• Your task
Take the entries below and reproduce them word for word.
--- Start ---
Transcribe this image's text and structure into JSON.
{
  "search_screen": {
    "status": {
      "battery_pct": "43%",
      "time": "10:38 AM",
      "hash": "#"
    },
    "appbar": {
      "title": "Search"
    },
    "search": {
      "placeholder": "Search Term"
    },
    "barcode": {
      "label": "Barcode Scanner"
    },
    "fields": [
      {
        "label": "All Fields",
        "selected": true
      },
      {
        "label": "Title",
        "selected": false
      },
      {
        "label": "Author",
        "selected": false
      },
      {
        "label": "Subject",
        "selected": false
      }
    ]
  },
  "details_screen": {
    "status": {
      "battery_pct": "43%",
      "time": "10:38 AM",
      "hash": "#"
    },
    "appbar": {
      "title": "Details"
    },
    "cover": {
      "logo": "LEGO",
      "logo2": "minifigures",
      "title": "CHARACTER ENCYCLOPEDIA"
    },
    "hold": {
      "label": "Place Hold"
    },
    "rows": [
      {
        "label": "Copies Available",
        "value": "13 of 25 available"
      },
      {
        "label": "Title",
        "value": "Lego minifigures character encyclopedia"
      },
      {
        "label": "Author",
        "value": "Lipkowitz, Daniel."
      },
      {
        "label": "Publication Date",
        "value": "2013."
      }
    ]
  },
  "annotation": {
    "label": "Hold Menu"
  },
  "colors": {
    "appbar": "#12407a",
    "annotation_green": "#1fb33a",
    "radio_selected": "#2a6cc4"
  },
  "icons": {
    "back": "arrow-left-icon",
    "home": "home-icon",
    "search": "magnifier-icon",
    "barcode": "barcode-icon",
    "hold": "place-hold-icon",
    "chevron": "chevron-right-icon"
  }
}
--- End ---
• Full solution
Transcribe this image's text and structure into JSON.
{
  "search_screen": {
    "status": {
      "battery_pct": "43%",
      "time": "10:38 AM",
      "hash": "#"
    },
    "appbar": {
      "title": "Search"
    },
    "search": {
      "placeholder": "Search Term"
    },
    "barcode": {
      "label": "Barcode Scanner"
    },
    "fields": [
      {
        "label": "All Fields",
        "selected": true
      },
      {
        "label": "Title",
        "selected": false
      },
      {
        "label": "Author",
        "selected": false
      },
      {
        "label": "Subject",
        "selected": false
      }
    ]
  },
  "details_screen": {
    "status": {
      "battery_pct": "43%",
      "time": "10:38 AM",
      "hash": "#"
    },
    "appbar": {
      "title": "Details"
    },
    "cover": {
      "logo": "LEGO",
      "logo2": "minifigures",
      "title": "CHARACTER ENCYCLOPEDIA"
    },
    "hold": {
      "label": "Place Hold"
    },
    "rows": [
      {
        "label": "Copies Available",
        "value": "13 of 25 available"
      },
      {
        "label": "Title",
        "value": "Lego minifigures character encyclopedia"
      },
      {
        "label": "Author",
        "value": "Lipkowitz, Daniel."
      },
      {
        "label": "Publication Date",
        "value": "2013."
      }
    ]
  },
  "annotation": {
    "label": "Hold Menu"
  },
  "colors": {
    "appbar": "#12407a",
    "annotation_green": "#1fb33a",
    "radio_selected": "#2a6cc4"
  },
  "icons": {
    "back": "arrow-left-icon",
    "home": "home-icon",
    "search": "magnifier-icon",
    "barcode": "barcode-icon",
    "hold": "place-hold-icon",
    "chevron": "chevron-right-icon"
  }
}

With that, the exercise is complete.